**DATA PROVIDED:**
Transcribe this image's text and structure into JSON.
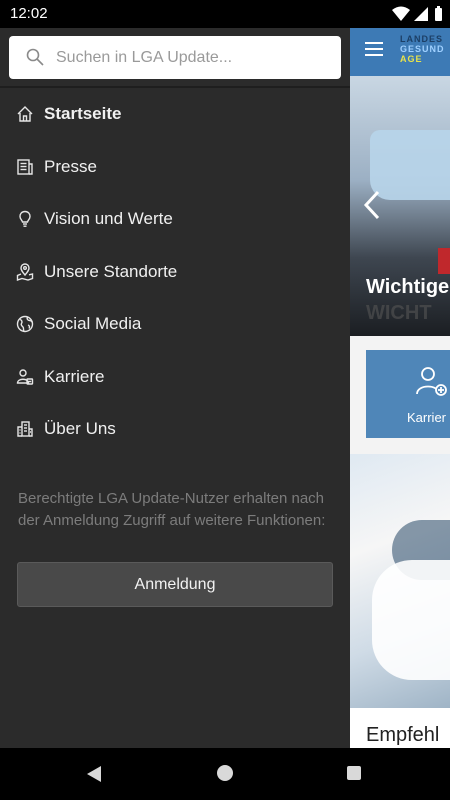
{
  "status_bar": {
    "time": "12:02"
  },
  "search": {
    "placeholder": "Suchen in LGA Update..."
  },
  "menu": {
    "items": [
      {
        "label": "Startseite",
        "icon": "home-icon"
      },
      {
        "label": "Presse",
        "icon": "newspaper-icon"
      },
      {
        "label": "Vision und Werte",
        "icon": "lightbulb-icon"
      },
      {
        "label": "Unsere Standorte",
        "icon": "map-pin-icon"
      },
      {
        "label": "Social Media",
        "icon": "globe-icon"
      },
      {
        "label": "Karriere",
        "icon": "person-badge-icon"
      },
      {
        "label": "Über Uns",
        "icon": "building-icon"
      }
    ]
  },
  "drawer": {
    "note": "Berechtigte LGA Update-Nutzer erhalten nach der Anmeldung Zugriff auf weitere Funktionen:",
    "login_label": "Anmeldung"
  },
  "background_app": {
    "logo_lines": [
      "LANDES",
      "GESUND",
      "AGE"
    ],
    "hero_title": "Wichtige",
    "hero_subtitle": "WICHT",
    "tile_label": "Karrier",
    "card_title": "Empfehl"
  },
  "colors": {
    "drawer_bg": "#2b2b2b",
    "header_blue": "#3d7ab5",
    "tile_blue": "#4f86b8"
  }
}
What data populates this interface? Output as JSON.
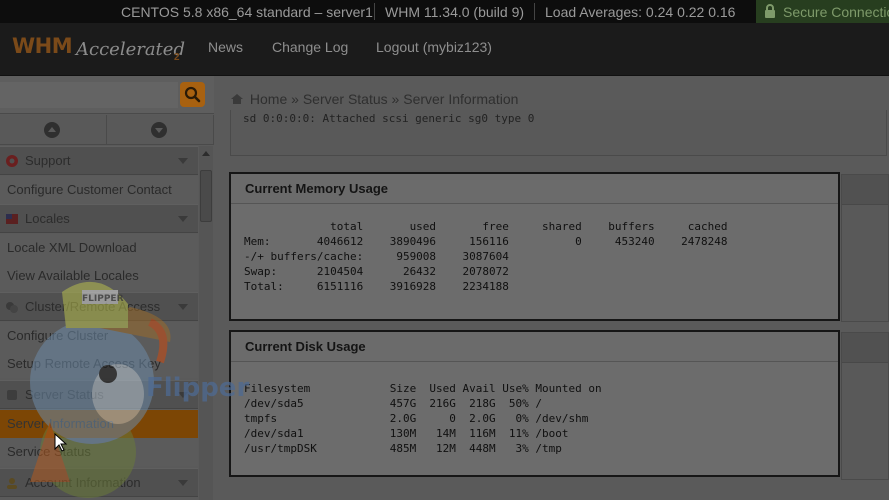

**STATED EXERCISE:**
Return every line above in which the string "this" occurs.

**EXERCISE OUTPUT:**
Transcribe this image's text and structure into JSON.
What data populates this interface? Output as JSON.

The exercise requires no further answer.